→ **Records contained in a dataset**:
^^^^^^^^^^^^^^^^
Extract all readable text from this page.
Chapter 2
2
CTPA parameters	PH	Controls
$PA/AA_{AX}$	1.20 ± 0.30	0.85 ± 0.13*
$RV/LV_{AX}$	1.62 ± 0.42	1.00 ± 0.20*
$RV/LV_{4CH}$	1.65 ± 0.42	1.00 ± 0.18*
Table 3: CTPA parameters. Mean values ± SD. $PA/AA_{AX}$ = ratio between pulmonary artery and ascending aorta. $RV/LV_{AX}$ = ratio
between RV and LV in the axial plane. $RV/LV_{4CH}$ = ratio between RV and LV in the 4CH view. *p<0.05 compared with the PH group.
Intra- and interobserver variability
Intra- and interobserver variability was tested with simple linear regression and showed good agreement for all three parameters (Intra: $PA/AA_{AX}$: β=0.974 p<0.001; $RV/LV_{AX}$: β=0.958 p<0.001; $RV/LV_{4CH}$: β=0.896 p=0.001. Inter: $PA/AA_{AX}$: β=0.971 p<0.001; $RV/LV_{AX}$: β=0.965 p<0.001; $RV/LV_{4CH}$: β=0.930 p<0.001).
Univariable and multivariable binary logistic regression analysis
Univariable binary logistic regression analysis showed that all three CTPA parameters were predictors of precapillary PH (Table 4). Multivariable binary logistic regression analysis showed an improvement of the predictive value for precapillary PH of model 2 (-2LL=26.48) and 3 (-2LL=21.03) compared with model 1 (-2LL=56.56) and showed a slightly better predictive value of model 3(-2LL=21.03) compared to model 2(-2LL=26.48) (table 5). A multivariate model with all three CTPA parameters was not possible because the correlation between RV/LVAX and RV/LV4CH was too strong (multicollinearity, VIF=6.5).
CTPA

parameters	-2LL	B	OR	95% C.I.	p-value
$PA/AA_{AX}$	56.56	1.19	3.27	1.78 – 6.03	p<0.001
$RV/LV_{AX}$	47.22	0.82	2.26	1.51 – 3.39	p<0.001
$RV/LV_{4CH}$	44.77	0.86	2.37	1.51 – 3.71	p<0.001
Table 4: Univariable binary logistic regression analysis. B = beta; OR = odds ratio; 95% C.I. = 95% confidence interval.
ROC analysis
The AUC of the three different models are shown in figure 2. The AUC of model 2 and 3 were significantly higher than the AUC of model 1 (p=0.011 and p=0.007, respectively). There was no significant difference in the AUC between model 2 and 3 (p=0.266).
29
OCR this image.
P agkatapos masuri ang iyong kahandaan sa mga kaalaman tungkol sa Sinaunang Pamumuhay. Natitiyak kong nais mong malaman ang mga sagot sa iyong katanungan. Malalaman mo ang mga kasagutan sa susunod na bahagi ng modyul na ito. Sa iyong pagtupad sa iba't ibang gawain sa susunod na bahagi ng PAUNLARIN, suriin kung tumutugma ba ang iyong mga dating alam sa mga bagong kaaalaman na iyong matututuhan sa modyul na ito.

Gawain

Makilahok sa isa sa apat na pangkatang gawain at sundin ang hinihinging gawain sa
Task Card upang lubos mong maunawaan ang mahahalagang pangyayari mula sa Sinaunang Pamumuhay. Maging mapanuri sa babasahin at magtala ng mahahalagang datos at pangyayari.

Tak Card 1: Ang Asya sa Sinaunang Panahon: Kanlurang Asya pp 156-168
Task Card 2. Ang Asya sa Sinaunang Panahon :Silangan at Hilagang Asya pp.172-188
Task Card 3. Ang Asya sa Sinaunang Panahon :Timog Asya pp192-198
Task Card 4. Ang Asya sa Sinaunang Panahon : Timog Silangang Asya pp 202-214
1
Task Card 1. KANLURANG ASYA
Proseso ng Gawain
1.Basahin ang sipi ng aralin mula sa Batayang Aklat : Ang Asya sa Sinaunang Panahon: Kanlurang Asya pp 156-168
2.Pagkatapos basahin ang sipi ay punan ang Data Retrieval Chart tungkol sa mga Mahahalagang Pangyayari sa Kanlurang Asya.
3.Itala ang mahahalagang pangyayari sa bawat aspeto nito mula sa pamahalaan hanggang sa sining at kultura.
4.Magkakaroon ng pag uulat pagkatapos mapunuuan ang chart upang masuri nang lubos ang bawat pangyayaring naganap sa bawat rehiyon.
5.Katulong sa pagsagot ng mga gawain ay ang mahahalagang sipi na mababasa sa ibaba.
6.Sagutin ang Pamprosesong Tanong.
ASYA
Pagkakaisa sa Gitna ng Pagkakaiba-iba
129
^^^^^^^^^^^^^^^^
Please set down the whole listing above without altering a single line.

→ **Result of the exercise**:
Extract all readable text from this page.
Chapter 2
2
CTPA parameters	PH	Controls
$PA/AA_{AX}$	1.20 ± 0.30	0.85 ± 0.13*
$RV/LV_{AX}$	1.62 ± 0.42	1.00 ± 0.20*
$RV/LV_{4CH}$	1.65 ± 0.42	1.00 ± 0.18*
Table 3: CTPA parameters. Mean values ± SD. $PA/AA_{AX}$ = ratio between pulmonary artery and ascending aorta. $RV/LV_{AX}$ = ratio
between RV and LV in the axial plane. $RV/LV_{4CH}$ = ratio between RV and LV in the 4CH view. *p<0.05 compared with the PH group.
Intra- and interobserver variability
Intra- and interobserver variability was tested with simple linear regression and showed good agreement for all three parameters (Intra: $PA/AA_{AX}$: β=0.974 p<0.001; $RV/LV_{AX}$: β=0.958 p<0.001; $RV/LV_{4CH}$: β=0.896 p=0.001. Inter: $PA/AA_{AX}$: β=0.971 p<0.001; $RV/LV_{AX}$: β=0.965 p<0.001; $RV/LV_{4CH}$: β=0.930 p<0.001).
Univariable and multivariable binary logistic regression analysis
Univariable binary logistic regression analysis showed that all three CTPA parameters were predictors of precapillary PH (Table 4). Multivariable binary logistic regression analysis showed an improvement of the predictive value for precapillary PH of model 2 (-2LL=26.48) and 3 (-2LL=21.03) compared with model 1 (-2LL=56.56) and showed a slightly better predictive value of model 3(-2LL=21.03) compared to model 2(-2LL=26.48) (table 5). A multivariate model with all three CTPA parameters was not possible because the correlation between RV/LVAX and RV/LV4CH was too strong (multicollinearity, VIF=6.5).
CTPA

parameters	-2LL	B	OR	95% C.I.	p-value
$PA/AA_{AX}$	56.56	1.19	3.27	1.78 – 6.03	p<0.001
$RV/LV_{AX}$	47.22	0.82	2.26	1.51 – 3.39	p<0.001
$RV/LV_{4CH}$	44.77	0.86	2.37	1.51 – 3.71	p<0.001
Table 4: Univariable binary logistic regression analysis. B = beta; OR = odds ratio; 95% C.I. = 95% confidence interval.
ROC analysis
The AUC of the three different models are shown in figure 2. The AUC of model 2 and 3 were significantly higher than the AUC of model 1 (p=0.011 and p=0.007, respectively). There was no significant difference in the AUC between model 2 and 3 (p=0.266).
29
OCR this image.
P agkatapos masuri ang iyong kahandaan sa mga kaalaman tungkol sa Sinaunang Pamumuhay. Natitiyak kong nais mong malaman ang mga sagot sa iyong katanungan. Malalaman mo ang mga kasagutan sa susunod na bahagi ng modyul na ito. Sa iyong pagtupad sa iba't ibang gawain sa susunod na bahagi ng PAUNLARIN, suriin kung tumutugma ba ang iyong mga dating alam sa mga bagong kaaalaman na iyong matututuhan sa modyul na ito.

Gawain

Makilahok sa isa sa apat na pangkatang gawain at sundin ang hinihinging gawain sa
Task Card upang lubos mong maunawaan ang mahahalagang pangyayari mula sa Sinaunang Pamumuhay. Maging mapanuri sa babasahin at magtala ng mahahalagang datos at pangyayari.

Tak Card 1: Ang Asya sa Sinaunang Panahon: Kanlurang Asya pp 156-168
Task Card 2. Ang Asya sa Sinaunang Panahon :Silangan at Hilagang Asya pp.172-188
Task Card 3. Ang Asya sa Sinaunang Panahon :Timog Asya pp192-198
Task Card 4. Ang Asya sa Sinaunang Panahon : Timog Silangang Asya pp 202-214
1
Task Card 1. KANLURANG ASYA
Proseso ng Gawain
1.Basahin ang sipi ng aralin mula sa Batayang Aklat : Ang Asya sa Sinaunang Panahon: Kanlurang Asya pp 156-168
2.Pagkatapos basahin ang sipi ay punan ang Data Retrieval Chart tungkol sa mga Mahahalagang Pangyayari sa Kanlurang Asya.
3.Itala ang mahahalagang pangyayari sa bawat aspeto nito mula sa pamahalaan hanggang sa sining at kultura.
4.Magkakaroon ng pag uulat pagkatapos mapunuuan ang chart upang masuri nang lubos ang bawat pangyayaring naganap sa bawat rehiyon.
5.Katulong sa pagsagot ng mga gawain ay ang mahahalagang sipi na mababasa sa ibaba.
6.Sagutin ang Pamprosesong Tanong.
ASYA
Pagkakaisa sa Gitna ng Pagkakaiba-iba
129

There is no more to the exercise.